Repeat all the records exactly, omitting pictures.

Data listing
[start]

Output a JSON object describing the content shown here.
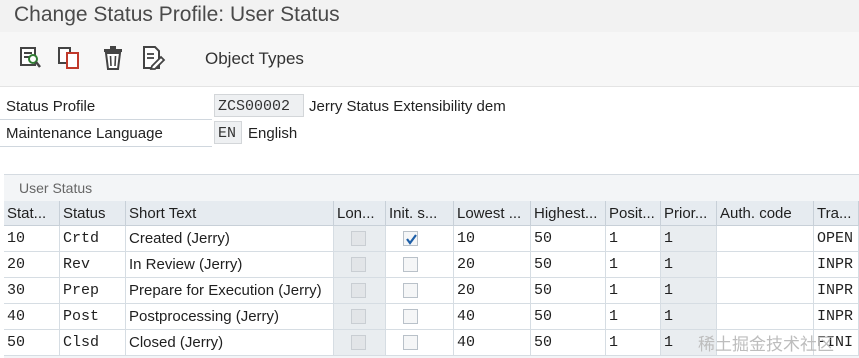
{
  "window": {
    "title": "Change Status Profile: User Status"
  },
  "toolbar": {
    "icons": [
      "display-change-icon",
      "copy-icon",
      "delete-icon",
      "edit-details-icon"
    ],
    "object_types_label": "Object Types"
  },
  "form": {
    "status_profile": {
      "label": "Status Profile",
      "value": "ZCS00002",
      "description": "Jerry Status Extensibility dem"
    },
    "language": {
      "label": "Maintenance Language",
      "value": "EN",
      "description": "English"
    }
  },
  "user_status": {
    "group_title": "User Status",
    "columns": [
      "Stat...",
      "Status",
      "Short Text",
      "Lon...",
      "Init. s...",
      "Lowest ...",
      "Highest...",
      "Posit...",
      "Prior...",
      "Auth. code",
      "Tra..."
    ],
    "rows": [
      {
        "stat": "10",
        "status": "Crtd",
        "short_text": "Created (Jerry)",
        "long": false,
        "init": true,
        "lowest": "10",
        "highest": "50",
        "position": "1",
        "priority": "1",
        "auth": "",
        "trans": "OPEN"
      },
      {
        "stat": "20",
        "status": "Rev",
        "short_text": "In Review (Jerry)",
        "long": false,
        "init": false,
        "lowest": "20",
        "highest": "50",
        "position": "1",
        "priority": "1",
        "auth": "",
        "trans": "INPR"
      },
      {
        "stat": "30",
        "status": "Prep",
        "short_text": "Prepare for Execution (Jerry)",
        "long": false,
        "init": false,
        "lowest": "20",
        "highest": "50",
        "position": "1",
        "priority": "1",
        "auth": "",
        "trans": "INPR"
      },
      {
        "stat": "40",
        "status": "Post",
        "short_text": "Postprocessing (Jerry)",
        "long": false,
        "init": false,
        "lowest": "40",
        "highest": "50",
        "position": "1",
        "priority": "1",
        "auth": "",
        "trans": "INPR"
      },
      {
        "stat": "50",
        "status": "Clsd",
        "short_text": "Closed (Jerry)",
        "long": false,
        "init": false,
        "lowest": "40",
        "highest": "50",
        "position": "1",
        "priority": "1",
        "auth": "",
        "trans": "FINI"
      }
    ]
  },
  "watermark": "稀土掘金技术社区"
}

[end]

- Correct result:
Output a JSON object describing the content shown here.
{
  "window": {
    "title": "Change Status Profile: User Status"
  },
  "toolbar": {
    "icons": [
      "display-change-icon",
      "copy-icon",
      "delete-icon",
      "edit-details-icon"
    ],
    "object_types_label": "Object Types"
  },
  "form": {
    "status_profile": {
      "label": "Status Profile",
      "value": "ZCS00002",
      "description": "Jerry Status Extensibility dem"
    },
    "language": {
      "label": "Maintenance Language",
      "value": "EN",
      "description": "English"
    }
  },
  "user_status": {
    "group_title": "User Status",
    "columns": [
      "Stat...",
      "Status",
      "Short Text",
      "Lon...",
      "Init. s...",
      "Lowest ...",
      "Highest...",
      "Posit...",
      "Prior...",
      "Auth. code",
      "Tra..."
    ],
    "rows": [
      {
        "stat": "10",
        "status": "Crtd",
        "short_text": "Created (Jerry)",
        "long": false,
        "init": true,
        "lowest": "10",
        "highest": "50",
        "position": "1",
        "priority": "1",
        "auth": "",
        "trans": "OPEN"
      },
      {
        "stat": "20",
        "status": "Rev",
        "short_text": "In Review (Jerry)",
        "long": false,
        "init": false,
        "lowest": "20",
        "highest": "50",
        "position": "1",
        "priority": "1",
        "auth": "",
        "trans": "INPR"
      },
      {
        "stat": "30",
        "status": "Prep",
        "short_text": "Prepare for Execution (Jerry)",
        "long": false,
        "init": false,
        "lowest": "20",
        "highest": "50",
        "position": "1",
        "priority": "1",
        "auth": "",
        "trans": "INPR"
      },
      {
        "stat": "40",
        "status": "Post",
        "short_text": "Postprocessing (Jerry)",
        "long": false,
        "init": false,
        "lowest": "40",
        "highest": "50",
        "position": "1",
        "priority": "1",
        "auth": "",
        "trans": "INPR"
      },
      {
        "stat": "50",
        "status": "Clsd",
        "short_text": "Closed (Jerry)",
        "long": false,
        "init": false,
        "lowest": "40",
        "highest": "50",
        "position": "1",
        "priority": "1",
        "auth": "",
        "trans": "FINI"
      }
    ]
  },
  "watermark": "稀土掘金技术社区"
}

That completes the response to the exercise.